Leave every picture out and write out the records below exactly.

────

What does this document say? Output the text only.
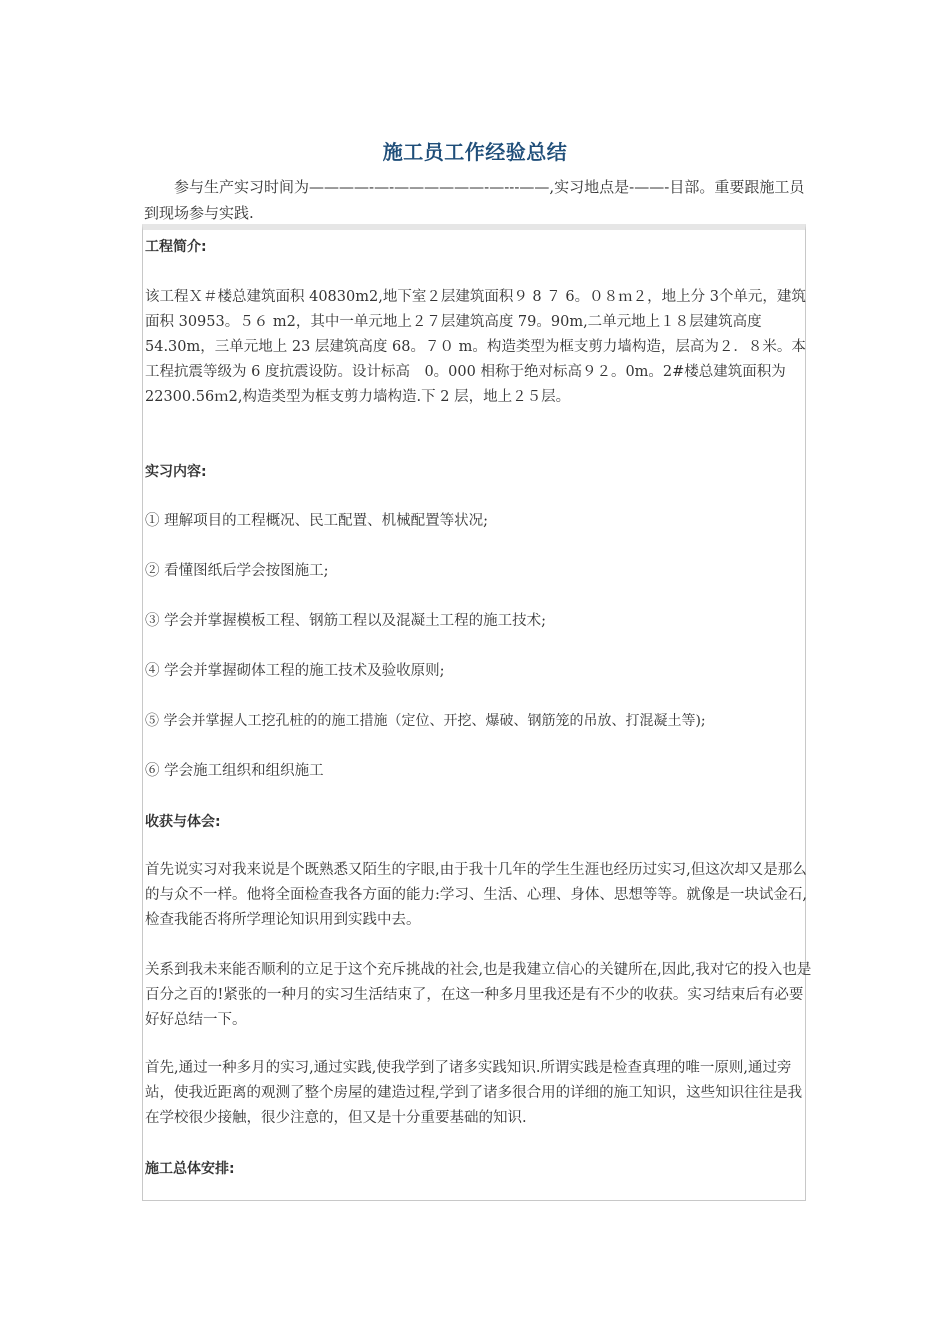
施工员工作经验总结

参与生产实习时间为————-—-——————-—---——,实习地点是-——-目部。重要跟施工员到现场参与实践.

工程简介:

该工程Ｘ＃楼总建筑面积 40830m2,地下室２层建筑面积９ 8 ７ 6。０８ｍ２，地上分 3个单元，建筑面积 30953。５６ m2，其中一单元地上２７层建筑高度 79。90m,二单元地上１８层建筑高度 54.30m，三单元地上 23 层建筑高度 68。７０ m。构造类型为框支剪力墙构造，层高为２．８米。本工程抗震等级为 6 度抗震设防。设计标高　0。000 相称于绝对标高９２。0m。2#楼总建筑面积为 22300.56ｍ2,构造类型为框支剪力墙构造.下 2 层，地上２５层。

实习内容:

① 理解项目的工程概况、民工配置、机械配置等状况;

② 看懂图纸后学会按图施工;

③ 学会并掌握模板工程、钢筋工程以及混凝土工程的施工技术;

④ 学会并掌握砌体工程的施工技术及验收原则;

⑤ 学会并掌握人工挖孔桩的的施工措施（定位、开挖、爆破、钢筋笼的吊放、打混凝土等);

⑥ 学会施工组织和组织施工

收获与体会:

首先说实习对我来说是个既熟悉又陌生的字眼,由于我十几年的学生生涯也经历过实习,但这次却又是那么的与众不一样。他将全面检查我各方面的能力:学习、生活、心理、身体、思想等等。就像是一块试金石,检查我能否将所学理论知识用到实践中去。

关系到我未来能否顺利的立足于这个充斥挑战的社会,也是我建立信心的关键所在,因此,我对它的投入也是百分之百的!紧张的一种月的实习生活结束了，在这一种多月里我还是有不少的收获。实习结束后有必要好好总结一下。

首先,通过一种多月的实习,通过实践,使我学到了诸多实践知识.所谓实践是检查真理的唯一原则,通过旁站，使我近距离的观测了整个房屋的建造过程,学到了诸多很合用的详细的施工知识，这些知识往往是我在学校很少接触，很少注意的，但又是十分重要基础的知识.

施工总体安排:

────

# Complete response
What does this document say? Output the text only.
施工员工作经验总结

参与生产实习时间为————-—-——————-—---——,实习地点是-——-目部。重要跟施工员到现场参与实践.

工程简介:

该工程Ｘ＃楼总建筑面积 40830m2,地下室２层建筑面积９ 8 ７ 6。０８ｍ２，地上分 3个单元，建筑面积 30953。５６ m2，其中一单元地上２７层建筑高度 79。90m,二单元地上１８层建筑高度 54.30m，三单元地上 23 层建筑高度 68。７０ m。构造类型为框支剪力墙构造，层高为２．８米。本工程抗震等级为 6 度抗震设防。设计标高　0。000 相称于绝对标高９２。0m。2#楼总建筑面积为 22300.56ｍ2,构造类型为框支剪力墙构造.下 2 层，地上２５层。

实习内容:

① 理解项目的工程概况、民工配置、机械配置等状况;

② 看懂图纸后学会按图施工;

③ 学会并掌握模板工程、钢筋工程以及混凝土工程的施工技术;

④ 学会并掌握砌体工程的施工技术及验收原则;

⑤ 学会并掌握人工挖孔桩的的施工措施（定位、开挖、爆破、钢筋笼的吊放、打混凝土等);

⑥ 学会施工组织和组织施工

收获与体会:

首先说实习对我来说是个既熟悉又陌生的字眼,由于我十几年的学生生涯也经历过实习,但这次却又是那么的与众不一样。他将全面检查我各方面的能力:学习、生活、心理、身体、思想等等。就像是一块试金石,检查我能否将所学理论知识用到实践中去。

关系到我未来能否顺利的立足于这个充斥挑战的社会,也是我建立信心的关键所在,因此,我对它的投入也是百分之百的!紧张的一种月的实习生活结束了，在这一种多月里我还是有不少的收获。实习结束后有必要好好总结一下。

首先,通过一种多月的实习,通过实践,使我学到了诸多实践知识.所谓实践是检查真理的唯一原则,通过旁站，使我近距离的观测了整个房屋的建造过程,学到了诸多很合用的详细的施工知识，这些知识往往是我在学校很少接触，很少注意的，但又是十分重要基础的知识.

施工总体安排:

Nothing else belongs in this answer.